● Exercise goal
Transcribe all of the material exactly, except for its pictures.

● Record set

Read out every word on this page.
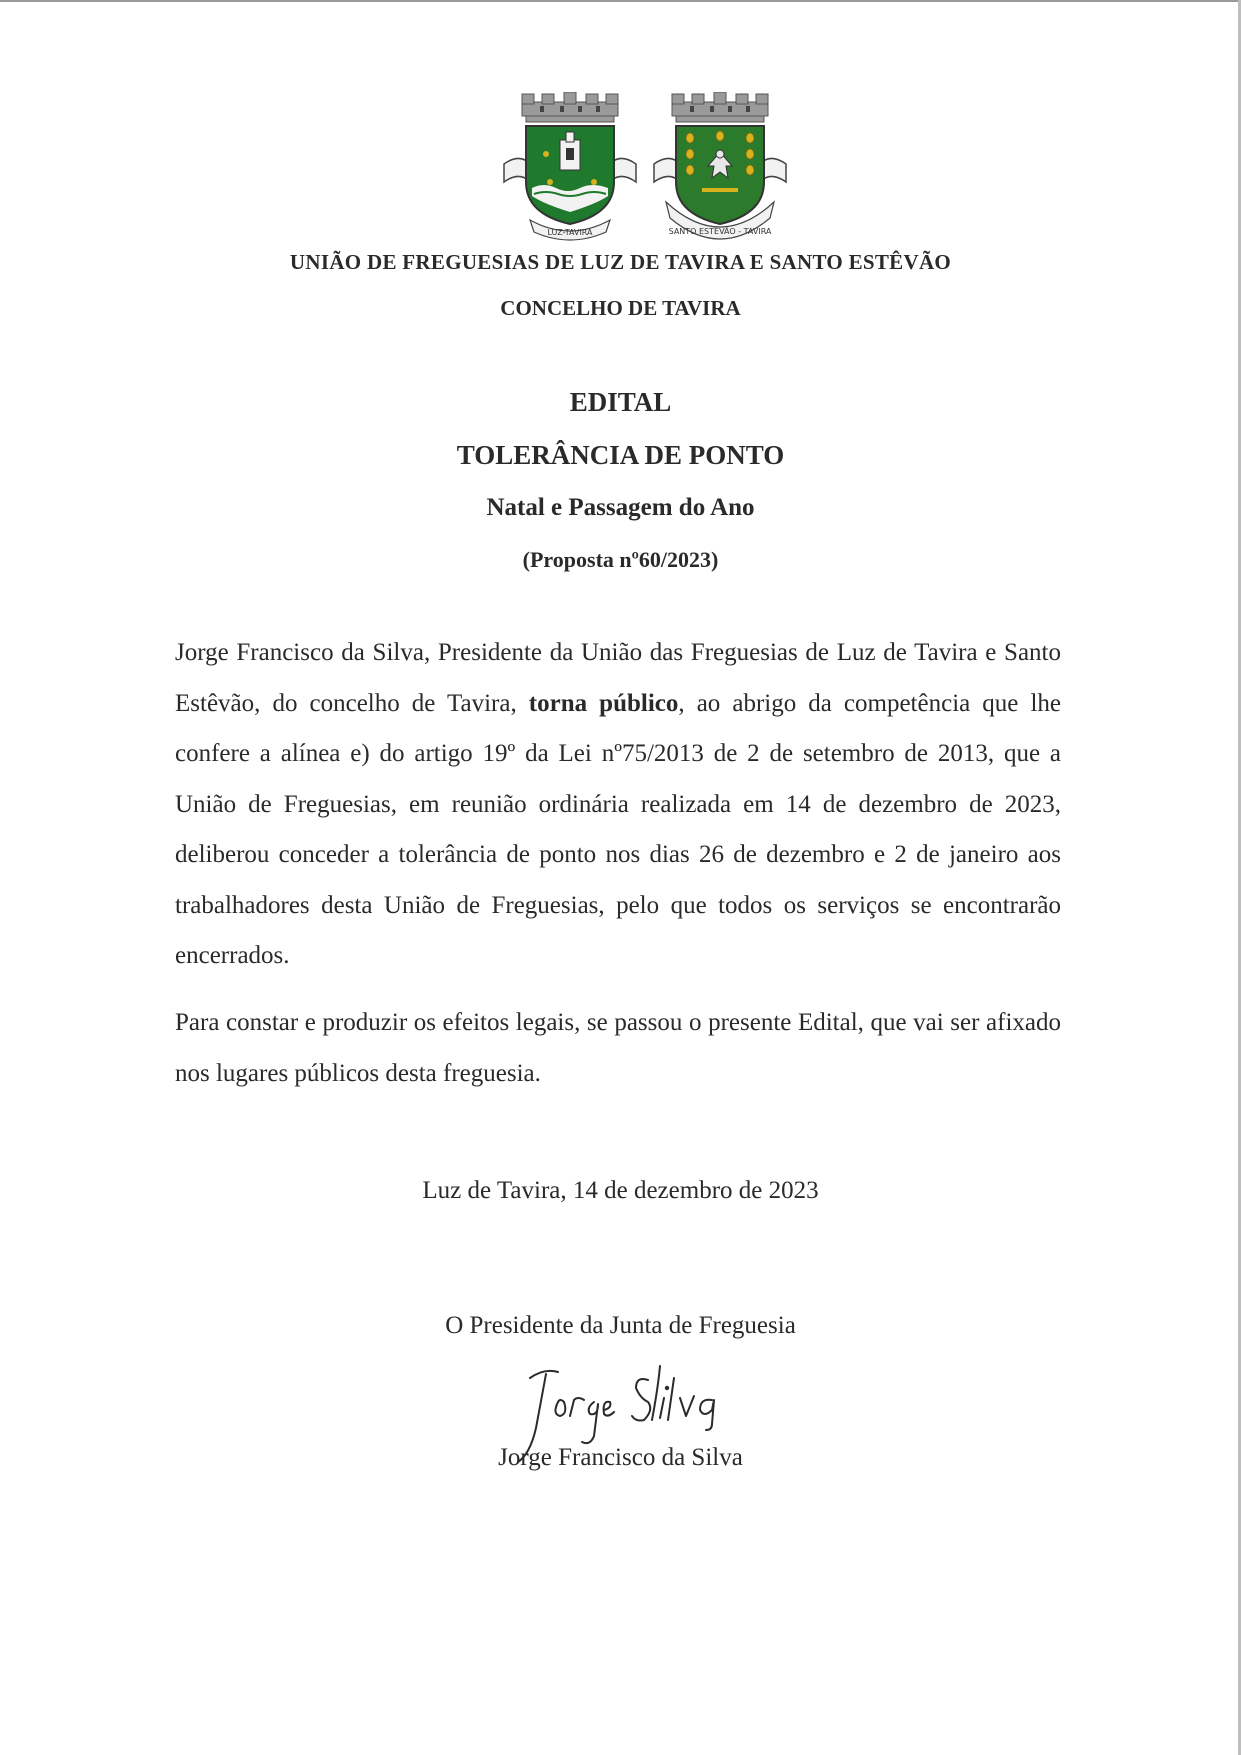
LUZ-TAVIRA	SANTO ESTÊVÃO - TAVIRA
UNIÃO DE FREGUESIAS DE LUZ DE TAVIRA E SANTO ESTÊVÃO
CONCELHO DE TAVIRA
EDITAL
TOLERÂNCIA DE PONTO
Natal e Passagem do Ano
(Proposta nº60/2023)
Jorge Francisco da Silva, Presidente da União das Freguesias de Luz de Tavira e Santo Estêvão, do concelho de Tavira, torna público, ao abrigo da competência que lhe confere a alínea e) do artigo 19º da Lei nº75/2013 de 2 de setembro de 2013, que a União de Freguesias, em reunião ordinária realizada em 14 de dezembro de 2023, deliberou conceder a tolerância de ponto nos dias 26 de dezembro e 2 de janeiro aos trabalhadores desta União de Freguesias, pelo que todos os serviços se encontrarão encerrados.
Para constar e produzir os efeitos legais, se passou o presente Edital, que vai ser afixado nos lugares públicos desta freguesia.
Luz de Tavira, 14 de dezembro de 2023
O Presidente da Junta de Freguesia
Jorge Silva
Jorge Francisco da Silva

● Reply
Read out every word on this page.
LUZ-TAVIRA	SANTO ESTÊVÃO - TAVIRA
UNIÃO DE FREGUESIAS DE LUZ DE TAVIRA E SANTO ESTÊVÃO
CONCELHO DE TAVIRA
EDITAL
TOLERÂNCIA DE PONTO
Natal e Passagem do Ano
(Proposta nº60/2023)
Jorge Francisco da Silva, Presidente da União das Freguesias de Luz de Tavira e Santo Estêvão, do concelho de Tavira, torna público, ao abrigo da competência que lhe confere a alínea e) do artigo 19º da Lei nº75/2013 de 2 de setembro de 2013, que a União de Freguesias, em reunião ordinária realizada em 14 de dezembro de 2023, deliberou conceder a tolerância de ponto nos dias 26 de dezembro e 2 de janeiro aos trabalhadores desta União de Freguesias, pelo que todos os serviços se encontrarão encerrados.
Para constar e produzir os efeitos legais, se passou o presente Edital, que vai ser afixado nos lugares públicos desta freguesia.
Luz de Tavira, 14 de dezembro de 2023
O Presidente da Junta de Freguesia
Jorge Silva
Jorge Francisco da Silva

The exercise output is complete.